▸ WRITTEN INSTRUCTION
Reproduce the records. Keep every word exact and include no images.

▸ RECORDS FOR THIS TASK
========
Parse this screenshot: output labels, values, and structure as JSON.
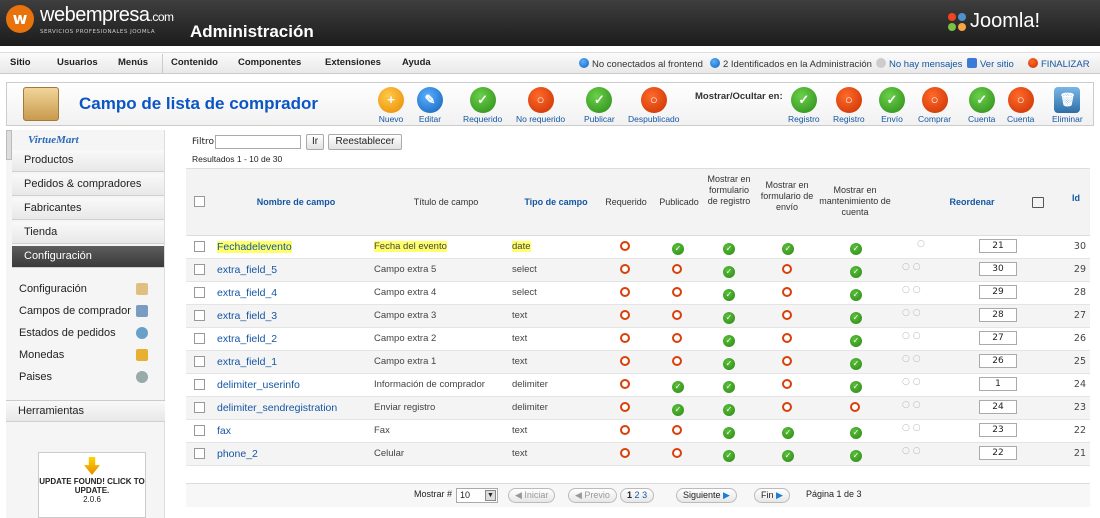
{
  "header": {
    "brand": "webempresa",
    "brand_suffix": ".com",
    "brand_sub": "SERVICIOS PROFESIONALES JOOMLA",
    "title": "Administración",
    "joomla": "Joomla!"
  },
  "menu": [
    "Sitio",
    "Usuarios",
    "Menús",
    "Contenido",
    "Componentes",
    "Extensiones",
    "Ayuda"
  ],
  "status": {
    "frontend": "No conectados al frontend",
    "admin": "2 Identificados en la Administración",
    "messages": "No hay mensajes",
    "view_site": "Ver sitio",
    "logout": "FINALIZAR"
  },
  "toolbar": {
    "title": "Campo de lista de comprador",
    "buttons": [
      "Nuevo",
      "Editar",
      "Requerido",
      "No requerido",
      "Publicar",
      "Despublicado"
    ],
    "show_hide_label": "Mostrar/Ocultar en:",
    "show_buttons": [
      "Registro",
      "Registro",
      "Envío",
      "Comprar",
      "Cuenta",
      "Cuenta"
    ],
    "delete": "Eliminar"
  },
  "sidebar": {
    "logo": "VirtueMart",
    "categories": [
      "Productos",
      "Pedidos & compradores",
      "Fabricantes",
      "Tienda",
      "Configuración"
    ],
    "links": [
      "Configuración",
      "Campos de comprador",
      "Estados de pedidos",
      "Monedas",
      "Paises"
    ],
    "tools": "Herramientas",
    "update": "UPDATE FOUND! CLICK TO UPDATE.",
    "version": "2.0.6"
  },
  "filter": {
    "label": "Filtro:",
    "go": "Ir",
    "reset": "Reestablecer",
    "results": "Resultados 1 - 10 de 30"
  },
  "columns": {
    "name": "Nombre de campo",
    "title": "Título de campo",
    "type": "Tipo de campo",
    "required": "Requerido",
    "published": "Publicado",
    "show_reg": "Mostrar en formulario de registro",
    "show_ship": "Mostrar en formulario de envío",
    "show_acct": "Mostrar en mantenimiento de cuenta",
    "reorder": "Reordenar",
    "id": "Id"
  },
  "rows": [
    {
      "name": "Fechadelevento",
      "title": "Fecha del evento",
      "type": "date",
      "req": false,
      "pub": true,
      "reg": true,
      "ship": true,
      "acct": true,
      "order": "21",
      "id": "30",
      "hl": true
    },
    {
      "name": "extra_field_5",
      "title": "Campo extra 5",
      "type": "select",
      "req": false,
      "pub": false,
      "reg": true,
      "ship": false,
      "acct": true,
      "order": "30",
      "id": "29"
    },
    {
      "name": "extra_field_4",
      "title": "Campo extra 4",
      "type": "select",
      "req": false,
      "pub": false,
      "reg": true,
      "ship": false,
      "acct": true,
      "order": "29",
      "id": "28"
    },
    {
      "name": "extra_field_3",
      "title": "Campo extra 3",
      "type": "text",
      "req": false,
      "pub": false,
      "reg": true,
      "ship": false,
      "acct": true,
      "order": "28",
      "id": "27"
    },
    {
      "name": "extra_field_2",
      "title": "Campo extra 2",
      "type": "text",
      "req": false,
      "pub": false,
      "reg": true,
      "ship": false,
      "acct": true,
      "order": "27",
      "id": "26"
    },
    {
      "name": "extra_field_1",
      "title": "Campo extra 1",
      "type": "text",
      "req": false,
      "pub": false,
      "reg": true,
      "ship": false,
      "acct": true,
      "order": "26",
      "id": "25"
    },
    {
      "name": "delimiter_userinfo",
      "title": "Información de comprador",
      "type": "delimiter",
      "req": false,
      "pub": true,
      "reg": true,
      "ship": false,
      "acct": true,
      "order": "1",
      "id": "24"
    },
    {
      "name": "delimiter_sendregistration",
      "title": "Enviar registro",
      "type": "delimiter",
      "req": false,
      "pub": true,
      "reg": true,
      "ship": false,
      "acct": false,
      "order": "24",
      "id": "23"
    },
    {
      "name": "fax",
      "title": "Fax",
      "type": "text",
      "req": false,
      "pub": false,
      "reg": true,
      "ship": true,
      "acct": true,
      "order": "23",
      "id": "22"
    },
    {
      "name": "phone_2",
      "title": "Celular",
      "type": "text",
      "req": false,
      "pub": false,
      "reg": true,
      "ship": true,
      "acct": true,
      "order": "22",
      "id": "21"
    }
  ],
  "pager": {
    "show": "Mostrar #",
    "limit": "10",
    "start": "Iniciar",
    "prev": "Previo",
    "pages": [
      "1",
      "2",
      "3"
    ],
    "next": "Siguiente",
    "end": "Fin",
    "page_of": "Página 1 de 3"
  },
  "colors": {
    "accent": "#1456a3",
    "title": "#0b55c4",
    "highlight": "#ffff6a",
    "green": "#2b8a17",
    "red": "#d9400a"
  }
}
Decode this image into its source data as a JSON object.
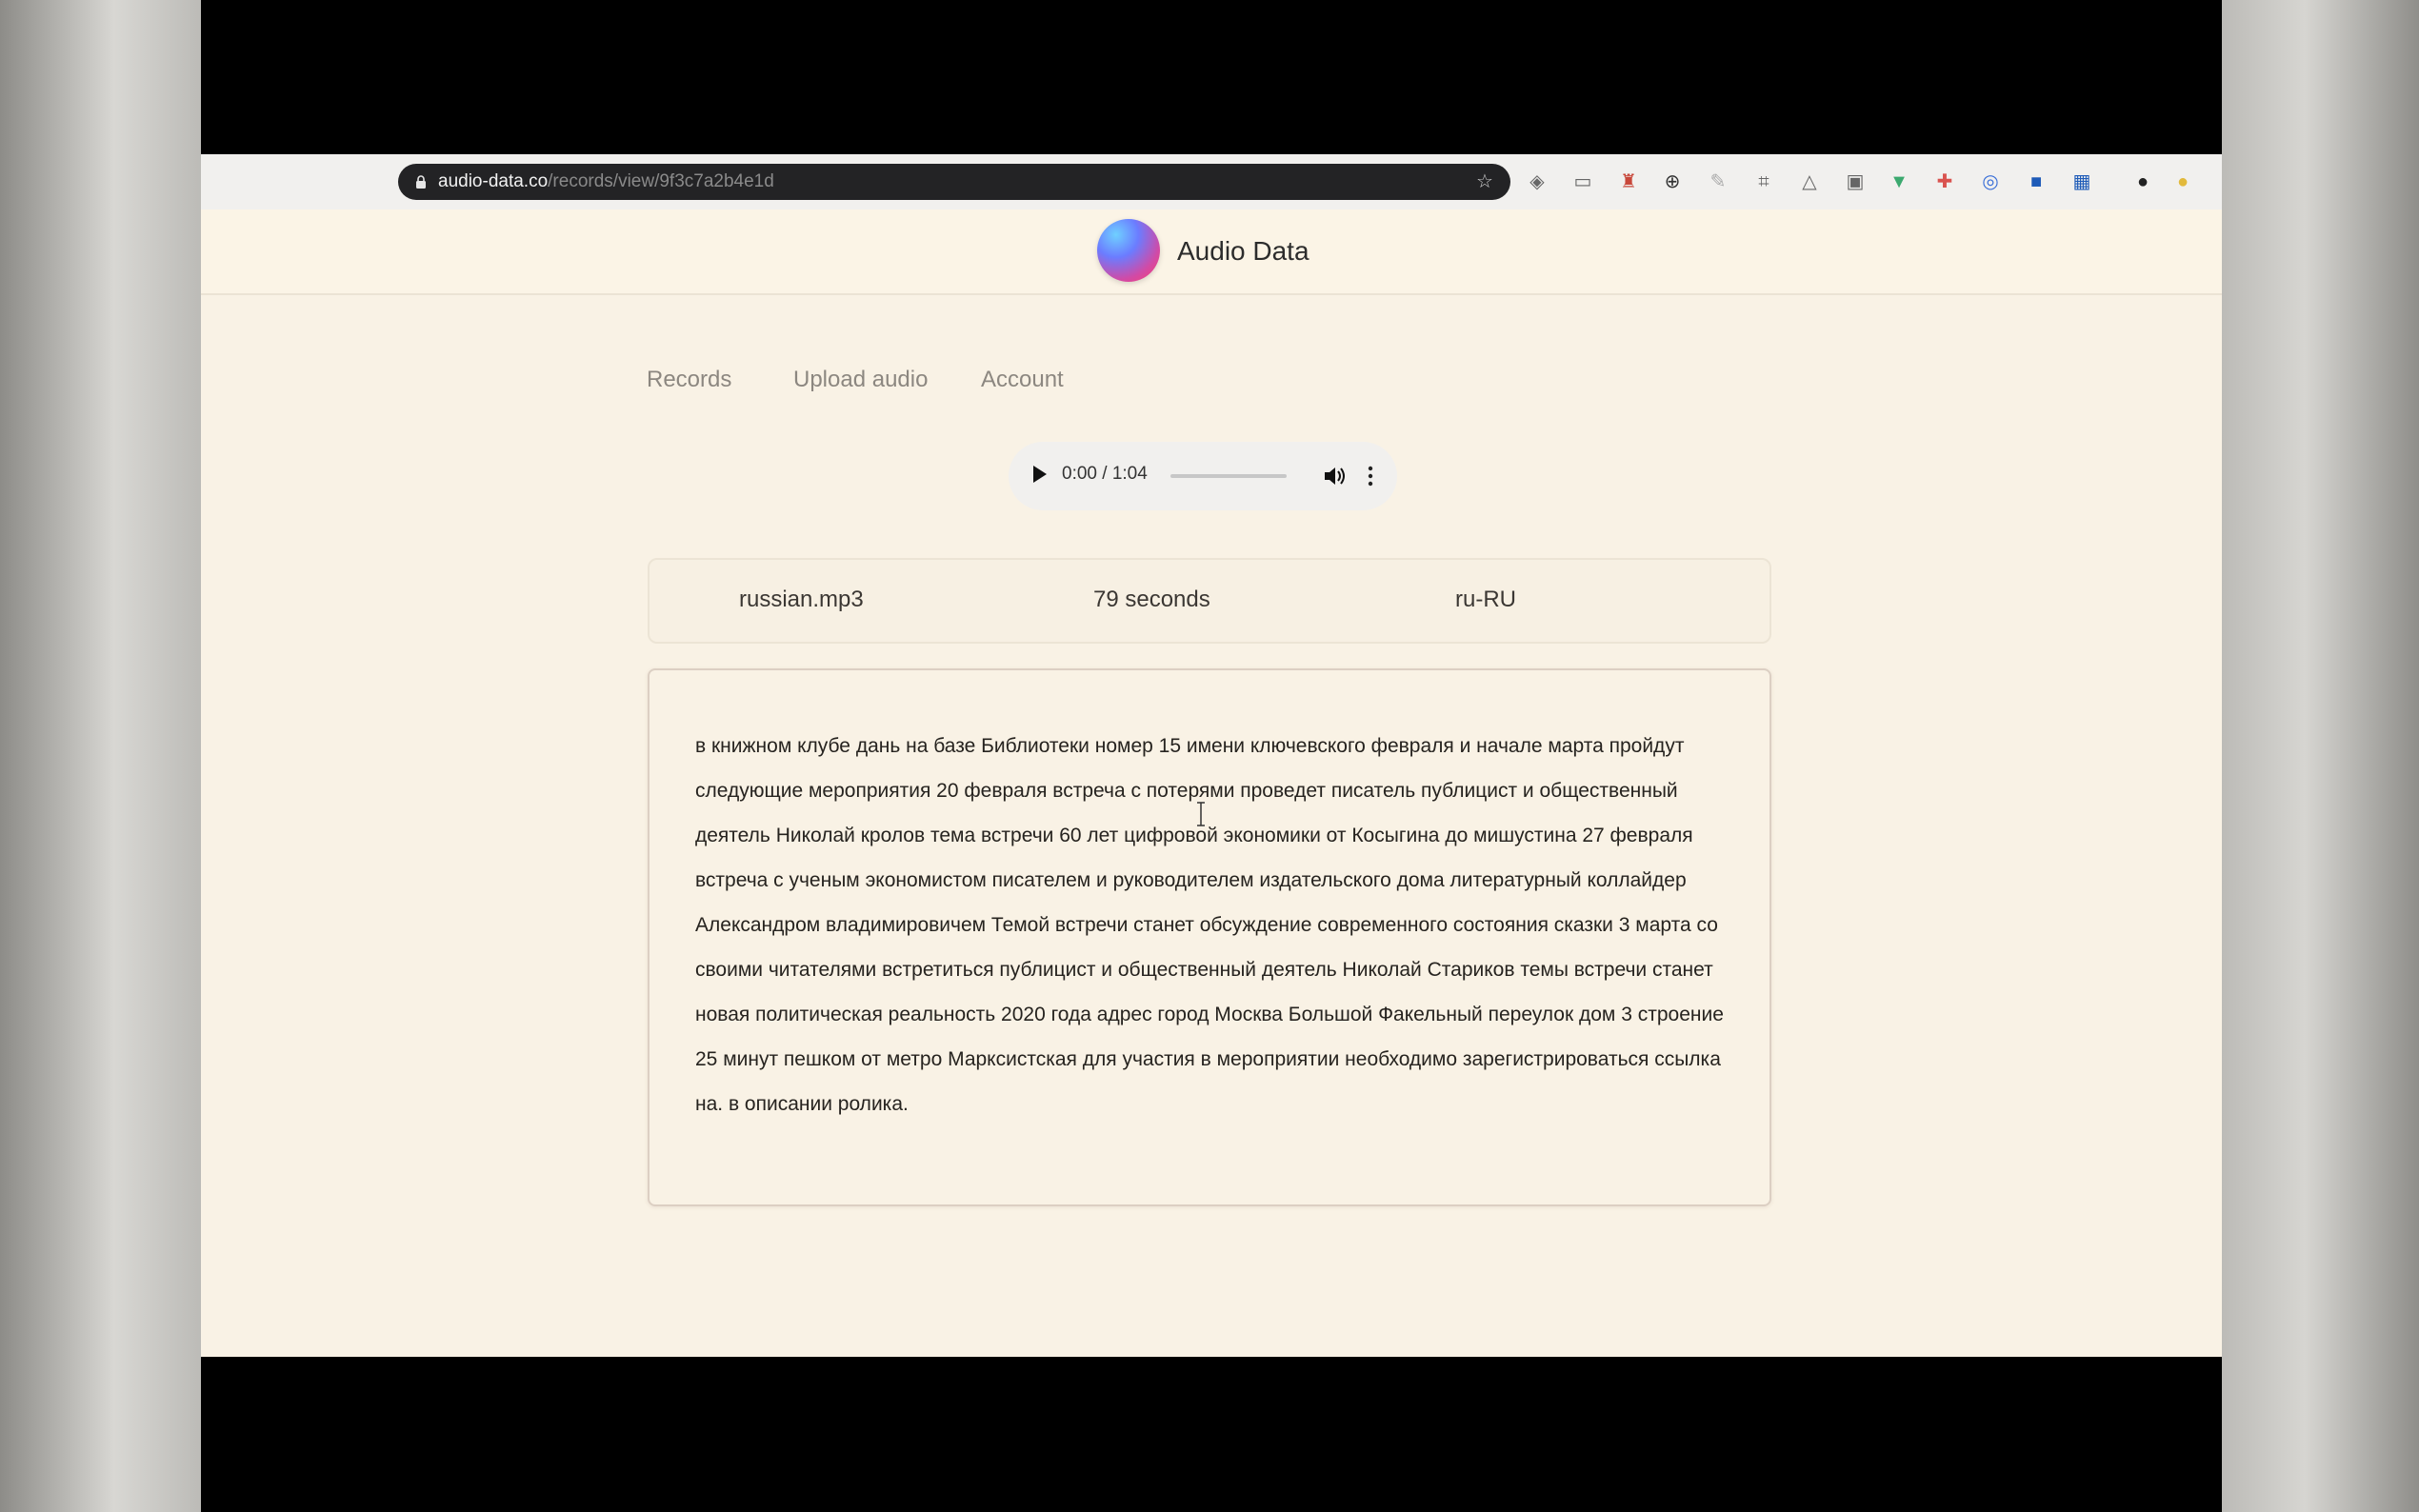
{
  "browser": {
    "url_host": "audio-data.co",
    "url_path": "/records/view/9f3c7a2b4e1d",
    "extensions": [
      "shield-icon",
      "translate-icon",
      "pocket-icon",
      "lock-icon",
      "pen-icon",
      "puzzle-icon",
      "drive-icon",
      "doc-icon",
      "filter-icon",
      "reader-icon",
      "circle-icon",
      "blue-square-icon",
      "blue-square-2-icon",
      "profile-icon",
      "bulb-icon"
    ]
  },
  "site": {
    "brand_name": "Audio Data"
  },
  "nav": {
    "items": [
      {
        "label": "Records"
      },
      {
        "label": "Upload audio"
      },
      {
        "label": "Account"
      }
    ]
  },
  "player": {
    "time": "0:00 / 1:04",
    "progress": 0.0
  },
  "record": {
    "filename": "russian.mp3",
    "duration": "79 seconds",
    "language": "ru-RU"
  },
  "transcript": {
    "text": "в книжном клубе дань на базе Библиотеки номер 15 имени ключевского февраля и начале марта пройдут следующие мероприятия 20 февраля встреча с потерями проведет писатель публицист и общественный деятель Николай кролов тема встречи 60 лет цифровой экономики от Косыгина до мишустина 27 февраля встреча с ученым экономистом писателем и руководителем издательского дома литературный коллайдер Александром владимировичем Темой встречи станет обсуждение современного состояния сказки 3 марта со своими читателями встретиться публицист и общественный деятель Николай Стариков темы встречи станет новая политическая реальность 2020 года адрес город Москва Большой Факельный переулок дом 3 строение 25 минут пешком от метро Марксистская для участия в мероприятии необходимо зарегистрироваться ссылка на. в описании ролика."
  },
  "colors": {
    "page_bg": "#f9f2e5",
    "address_bar": "#232325",
    "nav_text": "#8c8780"
  }
}
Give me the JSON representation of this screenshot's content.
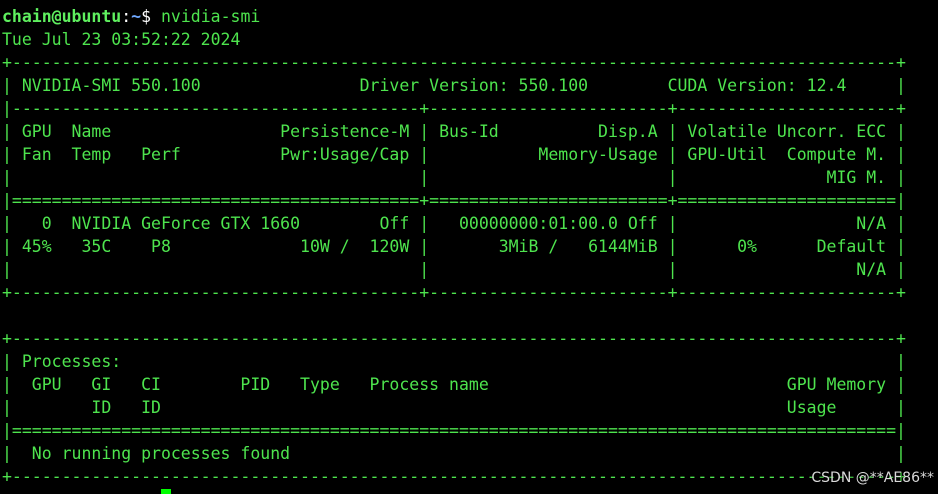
========
▸ CORRECT RESPONSE
Parse this screenshot: output labels, values, and structure as JSON.
{
  "header": {
    "brand": "webempresa",
    "brand_suffix": ".com",
    "brand_sub": "SERVICIOS PROFESIONALES JOOMLA",
    "title": "Administración",
    "joomla": "Joomla!"
  },
  "menu": [
    "Sitio",
    "Usuarios",
    "Menús",
    "Contenido",
    "Componentes",
    "Extensiones",
    "Ayuda"
  ],
  "status": {
    "frontend": "No conectados al frontend",
    "admin": "2 Identificados en la Administración",
    "messages": "No hay mensajes",
    "view_site": "Ver sitio",
    "logout": "FINALIZAR"
  },
  "toolbar": {
    "title": "Campo de lista de comprador",
    "buttons": [
      "Nuevo",
      "Editar",
      "Requerido",
      "No requerido",
      "Publicar",
      "Despublicado"
    ],
    "show_hide_label": "Mostrar/Ocultar en:",
    "show_buttons": [
      "Registro",
      "Registro",
      "Envío",
      "Comprar",
      "Cuenta",
      "Cuenta"
    ],
    "delete": "Eliminar"
  },
  "sidebar": {
    "logo": "VirtueMart",
    "categories": [
      "Productos",
      "Pedidos & compradores",
      "Fabricantes",
      "Tienda",
      "Configuración"
    ],
    "links": [
      "Configuración",
      "Campos de comprador",
      "Estados de pedidos",
      "Monedas",
      "Paises"
    ],
    "tools": "Herramientas",
    "update": "UPDATE FOUND! CLICK TO UPDATE.",
    "version": "2.0.6"
  },
  "filter": {
    "label": "Filtro:",
    "go": "Ir",
    "reset": "Reestablecer",
    "results": "Resultados 1 - 10 de 30"
  },
  "columns": {
    "name": "Nombre de campo",
    "title": "Título de campo",
    "type": "Tipo de campo",
    "required": "Requerido",
    "published": "Publicado",
    "show_reg": "Mostrar en formulario de registro",
    "show_ship": "Mostrar en formulario de envío",
    "show_acct": "Mostrar en mantenimiento de cuenta",
    "reorder": "Reordenar",
    "id": "Id"
  },
  "rows": [
    {
      "name": "Fechadelevento",
      "title": "Fecha del evento",
      "type": "date",
      "req": false,
      "pub": true,
      "reg": true,
      "ship": true,
      "acct": true,
      "order": "21",
      "id": "30",
      "hl": true
    },
    {
      "name": "extra_field_5",
      "title": "Campo extra 5",
      "type": "select",
      "req": false,
      "pub": false,
      "reg": true,
      "ship": false,
      "acct": true,
      "order": "30",
      "id": "29"
    },
    {
      "name": "extra_field_4",
      "title": "Campo extra 4",
      "type": "select",
      "req": false,
      "pub": false,
      "reg": true,
      "ship": false,
      "acct": true,
      "order": "29",
      "id": "28"
    },
    {
      "name": "extra_field_3",
      "title": "Campo extra 3",
      "type": "text",
      "req": false,
      "pub": false,
      "reg": true,
      "ship": false,
      "acct": true,
      "order": "28",
      "id": "27"
    },
    {
      "name": "extra_field_2",
      "title": "Campo extra 2",
      "type": "text",
      "req": false,
      "pub": false,
      "reg": true,
      "ship": false,
      "acct": true,
      "order": "27",
      "id": "26"
    },
    {
      "name": "extra_field_1",
      "title": "Campo extra 1",
      "type": "text",
      "req": false,
      "pub": false,
      "reg": true,
      "ship": false,
      "acct": true,
      "order": "26",
      "id": "25"
    },
    {
      "name": "delimiter_userinfo",
      "title": "Información de comprador",
      "type": "delimiter",
      "req": false,
      "pub": true,
      "reg": true,
      "ship": false,
      "acct": true,
      "order": "1",
      "id": "24"
    },
    {
      "name": "delimiter_sendregistration",
      "title": "Enviar registro",
      "type": "delimiter",
      "req": false,
      "pub": true,
      "reg": true,
      "ship": false,
      "acct": false,
      "order": "24",
      "id": "23"
    },
    {
      "name": "fax",
      "title": "Fax",
      "type": "text",
      "req": false,
      "pub": false,
      "reg": true,
      "ship": true,
      "acct": true,
      "order": "23",
      "id": "22"
    },
    {
      "name": "phone_2",
      "title": "Celular",
      "type": "text",
      "req": false,
      "pub": false,
      "reg": true,
      "ship": true,
      "acct": true,
      "order": "22",
      "id": "21"
    }
  ],
  "pager": {
    "show": "Mostrar #",
    "limit": "10",
    "start": "Iniciar",
    "prev": "Previo",
    "pages": [
      "1",
      "2",
      "3"
    ],
    "next": "Siguiente",
    "end": "Fin",
    "page_of": "Página 1 de 3"
  },
  "colors": {
    "accent": "#1456a3",
    "title": "#0b55c4",
    "highlight": "#ffff6a",
    "green": "#2b8a17",
    "red": "#d9400a"
  }
}
Decode this image into its source data as a JSON object.
{
  "browser": {
    "url_host": "audio-data.co",
    "url_path": "/records/view/9f3c7a2b4e1d",
    "extensions": [
      "shield-icon",
      "translate-icon",
      "pocket-icon",
      "lock-icon",
      "pen-icon",
      "puzzle-icon",
      "drive-icon",
      "doc-icon",
      "filter-icon",
      "reader-icon",
      "circle-icon",
      "blue-square-icon",
      "blue-square-2-icon",
      "profile-icon",
      "bulb-icon"
    ]
  },
  "site": {
    "brand_name": "Audio Data"
  },
  "nav": {
    "items": [
      {
        "label": "Records"
      },
      {
        "label": "Upload audio"
      },
      {
        "label": "Account"
      }
    ]
  },
  "player": {
    "time": "0:00 / 1:04",
    "progress": 0.0
  },
  "record": {
    "filename": "russian.mp3",
    "duration": "79 seconds",
    "language": "ru-RU"
  },
  "transcript": {
    "text": "в книжном клубе дань на базе Библиотеки номер 15 имени ключевского февраля и начале марта пройдут следующие мероприятия 20 февраля встреча с потерями проведет писатель публицист и общественный деятель Николай кролов тема встречи 60 лет цифровой экономики от Косыгина до мишустина 27 февраля встреча с ученым экономистом писателем и руководителем издательского дома литературный коллайдер Александром владимировичем Темой встречи станет обсуждение современного состояния сказки 3 марта со своими читателями встретиться публицист и общественный деятель Николай Стариков темы встречи станет новая политическая реальность 2020 года адрес город Москва Большой Факельный переулок дом 3 строение 25 минут пешком от метро Марксистская для участия в мероприятии необходимо зарегистрироваться ссылка на. в описании ролика."
  },
  "colors": {
    "page_bg": "#f9f2e5",
    "address_bar": "#232325",
    "nav_text": "#8c8780"
  }
}
Give me the JSON representation of this screenshot's content.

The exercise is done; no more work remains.